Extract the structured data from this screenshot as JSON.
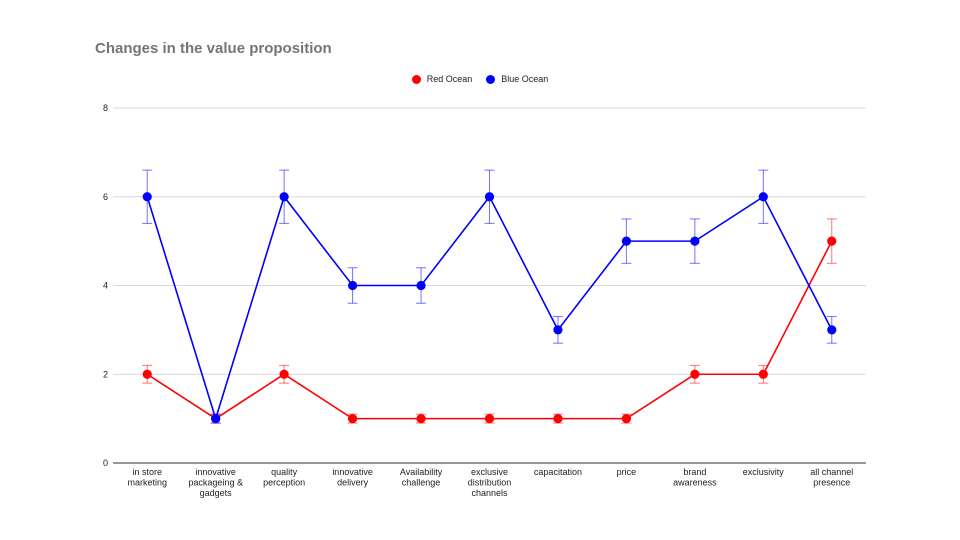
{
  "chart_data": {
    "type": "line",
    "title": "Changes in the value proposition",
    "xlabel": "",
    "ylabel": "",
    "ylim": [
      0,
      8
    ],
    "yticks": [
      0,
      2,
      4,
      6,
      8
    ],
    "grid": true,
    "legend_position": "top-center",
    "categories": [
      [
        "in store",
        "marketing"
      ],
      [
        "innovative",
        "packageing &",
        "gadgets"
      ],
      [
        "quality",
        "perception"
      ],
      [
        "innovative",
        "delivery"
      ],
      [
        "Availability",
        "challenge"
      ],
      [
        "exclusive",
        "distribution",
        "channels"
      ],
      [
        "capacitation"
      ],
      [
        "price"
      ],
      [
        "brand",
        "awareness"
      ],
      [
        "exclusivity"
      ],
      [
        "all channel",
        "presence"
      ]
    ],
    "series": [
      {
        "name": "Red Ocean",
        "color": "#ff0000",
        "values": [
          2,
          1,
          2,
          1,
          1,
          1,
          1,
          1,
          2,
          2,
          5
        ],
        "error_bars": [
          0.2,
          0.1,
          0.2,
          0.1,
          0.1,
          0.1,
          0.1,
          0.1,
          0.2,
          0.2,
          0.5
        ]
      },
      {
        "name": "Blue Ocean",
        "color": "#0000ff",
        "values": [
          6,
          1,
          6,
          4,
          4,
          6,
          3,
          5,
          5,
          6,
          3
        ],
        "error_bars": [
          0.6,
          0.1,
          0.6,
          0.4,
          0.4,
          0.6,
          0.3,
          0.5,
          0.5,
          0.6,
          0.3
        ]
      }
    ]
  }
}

######

§ **What needs to be done**: The data above should be repeated exactly, minus any pictures.

§ **Result of the exercise**:
Extract the structured data from this screenshot as JSON.
{
  "chart_data": {
    "type": "line",
    "title": "Changes in the value proposition",
    "xlabel": "",
    "ylabel": "",
    "ylim": [
      0,
      8
    ],
    "yticks": [
      0,
      2,
      4,
      6,
      8
    ],
    "grid": true,
    "legend_position": "top-center",
    "categories": [
      [
        "in store",
        "marketing"
      ],
      [
        "innovative",
        "packageing &",
        "gadgets"
      ],
      [
        "quality",
        "perception"
      ],
      [
        "innovative",
        "delivery"
      ],
      [
        "Availability",
        "challenge"
      ],
      [
        "exclusive",
        "distribution",
        "channels"
      ],
      [
        "capacitation"
      ],
      [
        "price"
      ],
      [
        "brand",
        "awareness"
      ],
      [
        "exclusivity"
      ],
      [
        "all channel",
        "presence"
      ]
    ],
    "series": [
      {
        "name": "Red Ocean",
        "color": "#ff0000",
        "values": [
          2,
          1,
          2,
          1,
          1,
          1,
          1,
          1,
          2,
          2,
          5
        ],
        "error_bars": [
          0.2,
          0.1,
          0.2,
          0.1,
          0.1,
          0.1,
          0.1,
          0.1,
          0.2,
          0.2,
          0.5
        ]
      },
      {
        "name": "Blue Ocean",
        "color": "#0000ff",
        "values": [
          6,
          1,
          6,
          4,
          4,
          6,
          3,
          5,
          5,
          6,
          3
        ],
        "error_bars": [
          0.6,
          0.1,
          0.6,
          0.4,
          0.4,
          0.6,
          0.3,
          0.5,
          0.5,
          0.6,
          0.3
        ]
      }
    ]
  }
}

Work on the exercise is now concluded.